▸ What the exercise asks
Write out the material exactly. Do not include the pictures.

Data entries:

==============================

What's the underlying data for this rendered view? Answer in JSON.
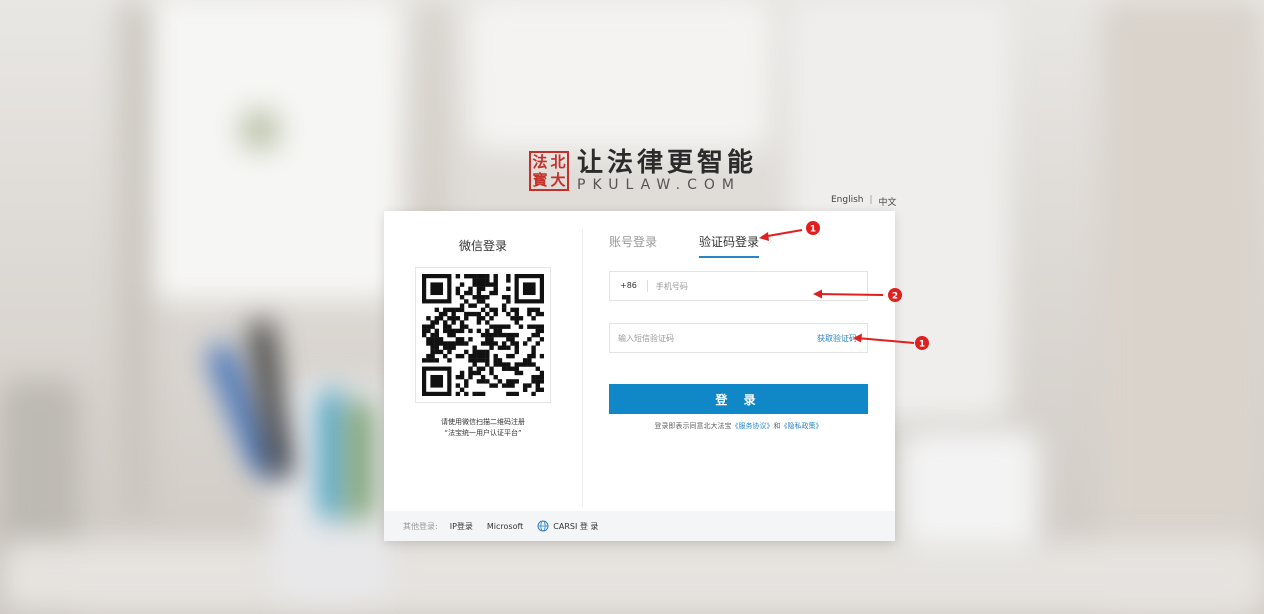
{
  "logo": {
    "seal_chars": [
      "法",
      "北",
      "寳",
      "大"
    ],
    "slogan": "让法律更智能",
    "domain": "PKULAW.COM"
  },
  "lang": {
    "english": "English",
    "sep": "|",
    "chinese": "中文"
  },
  "wechat": {
    "title": "微信登录",
    "hint_line1": "请使用微信扫描二维码注册",
    "hint_line2": "“法宝统一用户认证平台”"
  },
  "tabs": [
    {
      "label": "账号登录",
      "active": false
    },
    {
      "label": "验证码登录",
      "active": true
    }
  ],
  "phone": {
    "country_code": "+86",
    "placeholder": "手机号码"
  },
  "code": {
    "placeholder": "输入短信验证码",
    "get_code": "获取验证码"
  },
  "login_button": "登 录",
  "agreement": {
    "prefix": "登录即表示同意北大法宝",
    "terms": "《服务协议》",
    "and": "和",
    "privacy": "《隐私政策》"
  },
  "footer": {
    "other_label": "其他登录:",
    "items": [
      "IP登录",
      "Microsoft",
      "CARSI 登 录"
    ]
  },
  "annotations": [
    "1",
    "2",
    "1"
  ],
  "colors": {
    "accent": "#1088c8",
    "link": "#2a84c6",
    "seal": "#c4302b",
    "annotation": "#e01f1f"
  }
}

==============================

▸ Exercise response
What's the underlying data for this rendered view? Answer in JSON.
{
  "logo": {
    "seal_chars": [
      "法",
      "北",
      "寳",
      "大"
    ],
    "slogan": "让法律更智能",
    "domain": "PKULAW.COM"
  },
  "lang": {
    "english": "English",
    "sep": "|",
    "chinese": "中文"
  },
  "wechat": {
    "title": "微信登录",
    "hint_line1": "请使用微信扫描二维码注册",
    "hint_line2": "“法宝统一用户认证平台”"
  },
  "tabs": [
    {
      "label": "账号登录",
      "active": false
    },
    {
      "label": "验证码登录",
      "active": true
    }
  ],
  "phone": {
    "country_code": "+86",
    "placeholder": "手机号码"
  },
  "code": {
    "placeholder": "输入短信验证码",
    "get_code": "获取验证码"
  },
  "login_button": "登 录",
  "agreement": {
    "prefix": "登录即表示同意北大法宝",
    "terms": "《服务协议》",
    "and": "和",
    "privacy": "《隐私政策》"
  },
  "footer": {
    "other_label": "其他登录:",
    "items": [
      "IP登录",
      "Microsoft",
      "CARSI 登 录"
    ]
  },
  "annotations": [
    "1",
    "2",
    "1"
  ],
  "colors": {
    "accent": "#1088c8",
    "link": "#2a84c6",
    "seal": "#c4302b",
    "annotation": "#e01f1f"
  }
}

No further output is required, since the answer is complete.